Output solely the number of lines containing the string "trunk".

### Data excerpts
+ + +
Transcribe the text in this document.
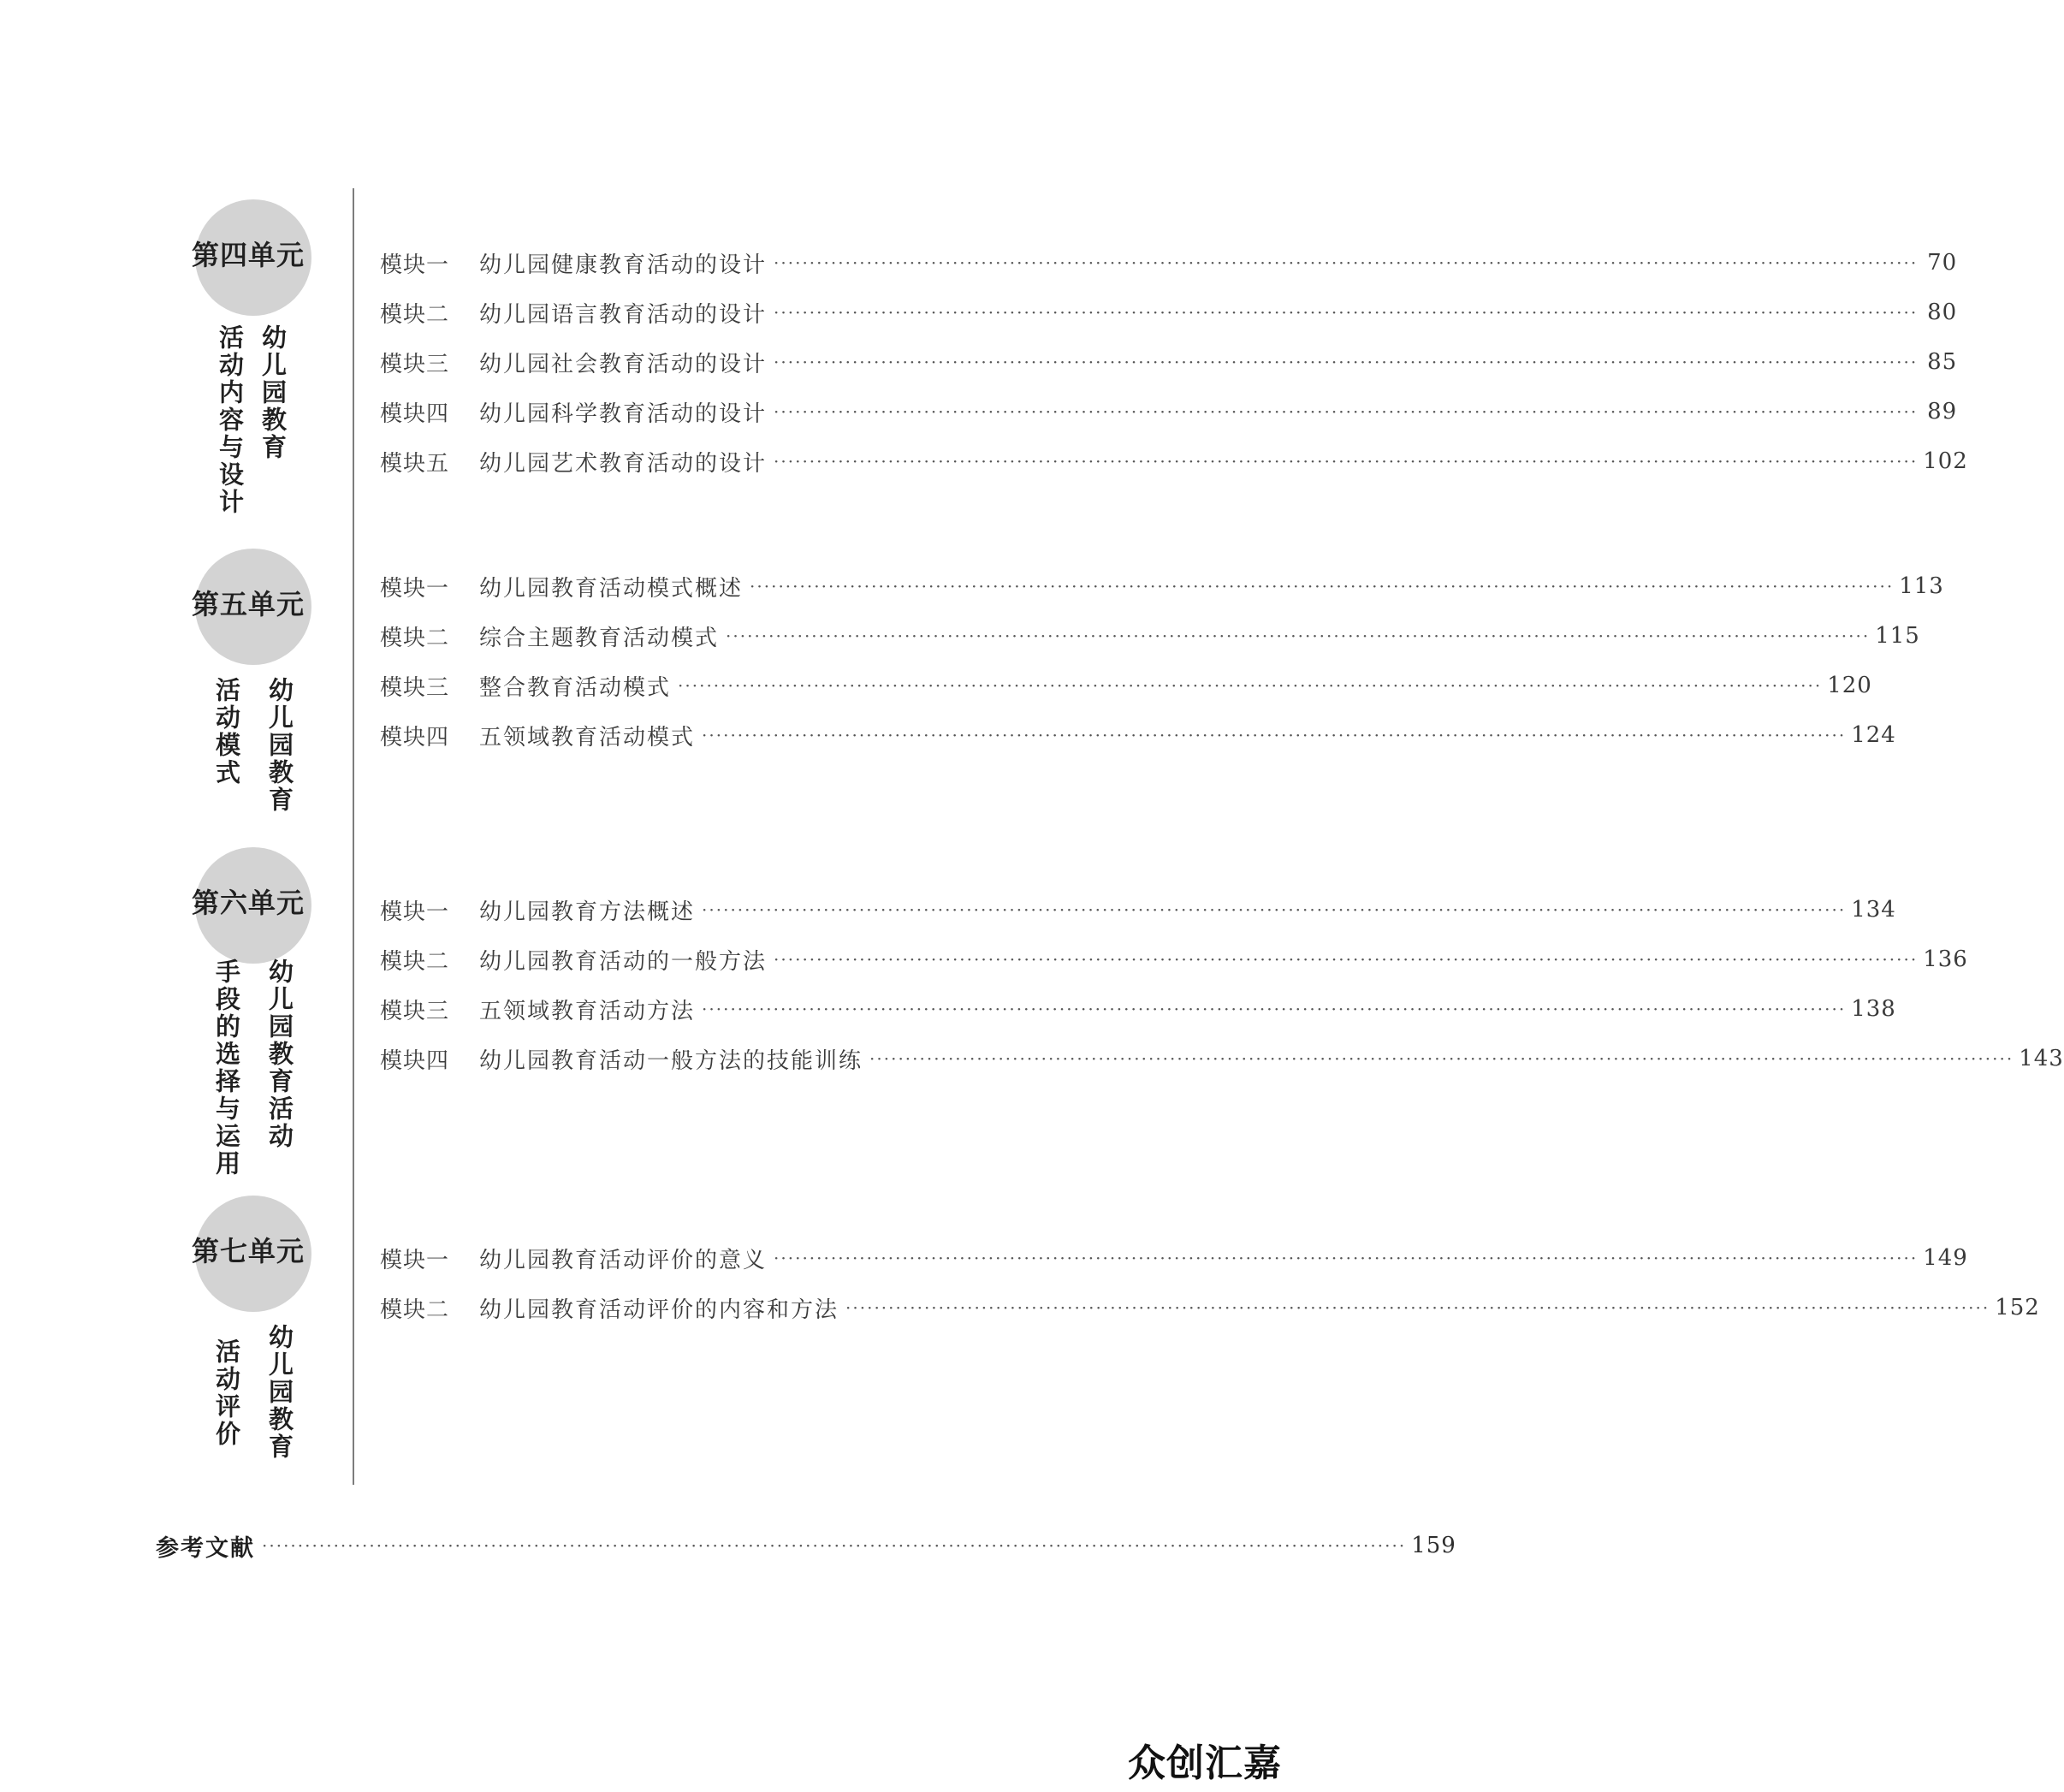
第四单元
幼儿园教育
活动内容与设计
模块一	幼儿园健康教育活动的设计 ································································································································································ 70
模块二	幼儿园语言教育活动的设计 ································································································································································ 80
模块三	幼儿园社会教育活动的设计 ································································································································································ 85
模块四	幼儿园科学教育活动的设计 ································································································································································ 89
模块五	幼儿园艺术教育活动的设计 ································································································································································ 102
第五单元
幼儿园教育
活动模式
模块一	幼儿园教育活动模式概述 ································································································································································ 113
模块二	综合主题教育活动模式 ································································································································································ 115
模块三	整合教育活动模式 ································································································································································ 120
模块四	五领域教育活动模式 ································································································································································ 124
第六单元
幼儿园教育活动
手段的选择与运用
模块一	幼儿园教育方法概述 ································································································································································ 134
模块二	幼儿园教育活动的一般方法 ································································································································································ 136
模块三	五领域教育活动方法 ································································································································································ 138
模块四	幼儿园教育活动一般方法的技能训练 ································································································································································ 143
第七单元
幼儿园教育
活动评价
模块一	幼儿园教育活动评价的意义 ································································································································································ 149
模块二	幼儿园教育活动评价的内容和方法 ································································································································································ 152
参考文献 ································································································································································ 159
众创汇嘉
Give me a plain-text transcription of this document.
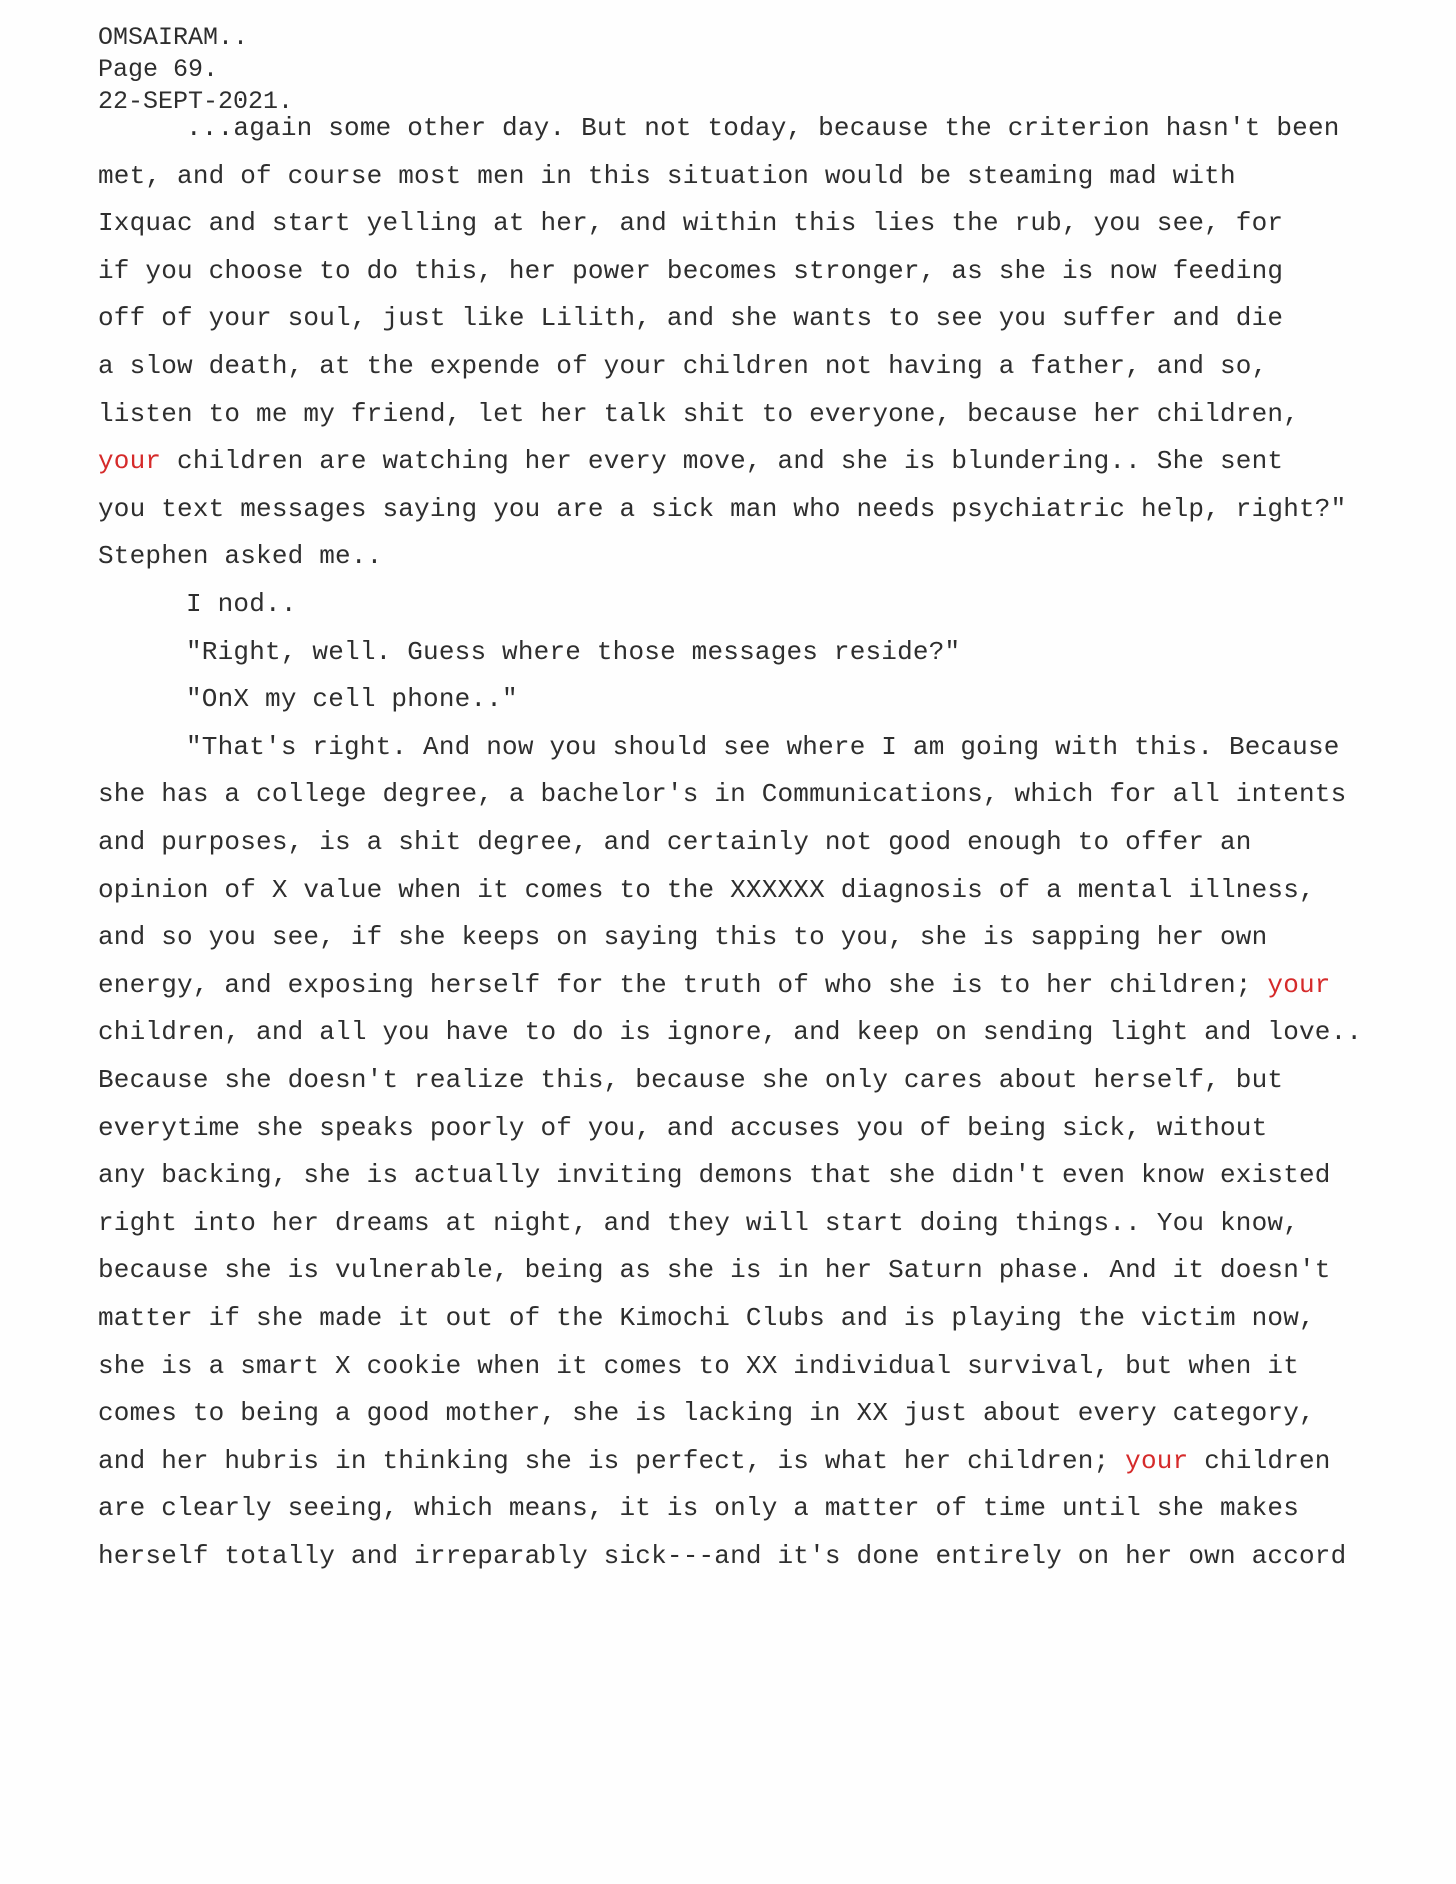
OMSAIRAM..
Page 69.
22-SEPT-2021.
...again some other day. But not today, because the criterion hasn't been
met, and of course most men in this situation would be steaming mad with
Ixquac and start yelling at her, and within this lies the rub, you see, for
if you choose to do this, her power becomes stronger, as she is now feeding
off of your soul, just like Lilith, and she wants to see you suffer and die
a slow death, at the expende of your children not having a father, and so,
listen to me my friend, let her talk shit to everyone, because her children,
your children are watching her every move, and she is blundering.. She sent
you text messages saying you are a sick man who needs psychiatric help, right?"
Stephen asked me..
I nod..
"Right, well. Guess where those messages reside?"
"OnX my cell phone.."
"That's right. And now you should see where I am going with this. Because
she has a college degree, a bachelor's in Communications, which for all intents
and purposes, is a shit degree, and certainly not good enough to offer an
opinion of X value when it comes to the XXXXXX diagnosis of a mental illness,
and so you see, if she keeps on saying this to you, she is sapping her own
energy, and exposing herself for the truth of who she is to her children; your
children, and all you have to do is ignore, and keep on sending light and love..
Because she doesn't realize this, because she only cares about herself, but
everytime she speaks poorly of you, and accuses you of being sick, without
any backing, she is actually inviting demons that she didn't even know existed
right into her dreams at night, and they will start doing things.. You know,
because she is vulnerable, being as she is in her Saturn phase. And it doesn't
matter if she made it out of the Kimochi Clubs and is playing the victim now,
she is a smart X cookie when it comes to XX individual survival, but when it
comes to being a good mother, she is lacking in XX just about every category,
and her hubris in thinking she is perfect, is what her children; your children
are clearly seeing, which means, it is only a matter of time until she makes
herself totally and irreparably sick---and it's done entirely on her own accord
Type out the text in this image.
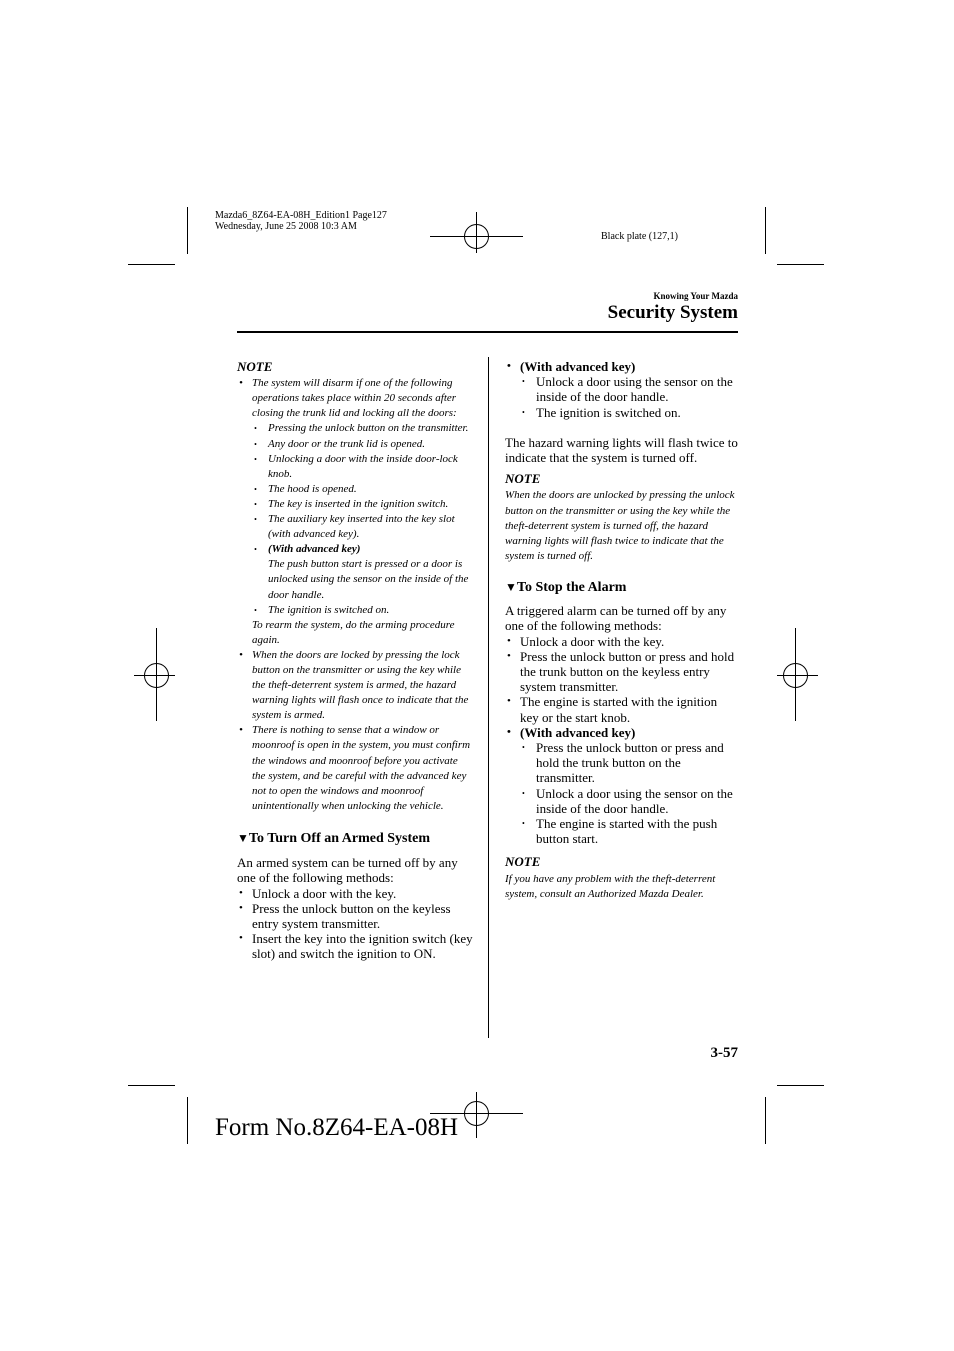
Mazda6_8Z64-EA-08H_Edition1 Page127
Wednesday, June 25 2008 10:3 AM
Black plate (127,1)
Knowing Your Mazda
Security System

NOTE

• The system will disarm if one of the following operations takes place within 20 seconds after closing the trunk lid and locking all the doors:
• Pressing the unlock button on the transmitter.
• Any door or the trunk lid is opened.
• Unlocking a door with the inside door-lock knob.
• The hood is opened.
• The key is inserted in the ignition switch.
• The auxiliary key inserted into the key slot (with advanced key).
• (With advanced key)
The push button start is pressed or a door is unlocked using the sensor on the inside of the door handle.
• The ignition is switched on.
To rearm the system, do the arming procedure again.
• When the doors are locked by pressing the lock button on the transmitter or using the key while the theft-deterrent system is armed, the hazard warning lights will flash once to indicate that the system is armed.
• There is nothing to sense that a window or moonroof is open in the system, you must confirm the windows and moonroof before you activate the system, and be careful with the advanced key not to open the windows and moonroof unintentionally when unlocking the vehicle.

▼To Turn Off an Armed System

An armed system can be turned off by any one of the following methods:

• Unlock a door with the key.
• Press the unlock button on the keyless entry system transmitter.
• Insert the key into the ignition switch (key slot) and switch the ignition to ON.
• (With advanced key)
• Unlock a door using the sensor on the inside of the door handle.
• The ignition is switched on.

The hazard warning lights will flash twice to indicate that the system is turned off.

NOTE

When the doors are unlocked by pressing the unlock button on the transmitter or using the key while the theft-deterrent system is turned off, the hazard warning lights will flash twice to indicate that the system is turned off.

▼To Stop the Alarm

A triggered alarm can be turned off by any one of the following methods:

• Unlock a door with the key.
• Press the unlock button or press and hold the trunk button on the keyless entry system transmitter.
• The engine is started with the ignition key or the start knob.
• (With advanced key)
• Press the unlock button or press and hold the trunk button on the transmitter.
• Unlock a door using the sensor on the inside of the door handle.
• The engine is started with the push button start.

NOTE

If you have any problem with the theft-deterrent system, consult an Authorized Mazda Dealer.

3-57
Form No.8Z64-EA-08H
+ + +
### Final result
4